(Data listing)
────

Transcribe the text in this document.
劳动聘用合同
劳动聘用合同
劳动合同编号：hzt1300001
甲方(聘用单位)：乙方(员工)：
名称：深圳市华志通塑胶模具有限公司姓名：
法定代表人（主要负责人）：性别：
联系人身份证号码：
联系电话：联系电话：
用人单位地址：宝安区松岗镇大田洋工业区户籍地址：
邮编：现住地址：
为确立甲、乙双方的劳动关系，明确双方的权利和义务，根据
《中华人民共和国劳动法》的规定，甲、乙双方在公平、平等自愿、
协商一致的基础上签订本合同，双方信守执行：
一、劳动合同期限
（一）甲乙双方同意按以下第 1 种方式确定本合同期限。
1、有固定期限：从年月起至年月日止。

────

=== Required task ===
Faithfully reproduce all of the records, character for character.

=== Correct response ===
Transcribe the text in this document.
劳动聘用合同
劳动聘用合同
劳动合同编号：hzt1300001
甲方(聘用单位)：乙方(员工)：
名称：深圳市华志通塑胶模具有限公司姓名：
法定代表人（主要负责人）：性别：
联系人身份证号码：
联系电话：联系电话：
用人单位地址：宝安区松岗镇大田洋工业区户籍地址：
邮编：现住地址：
为确立甲、乙双方的劳动关系，明确双方的权利和义务，根据
《中华人民共和国劳动法》的规定，甲、乙双方在公平、平等自愿、
协商一致的基础上签订本合同，双方信守执行：
一、劳动合同期限
（一）甲乙双方同意按以下第 1 种方式确定本合同期限。
1、有固定期限：从年月起至年月日止。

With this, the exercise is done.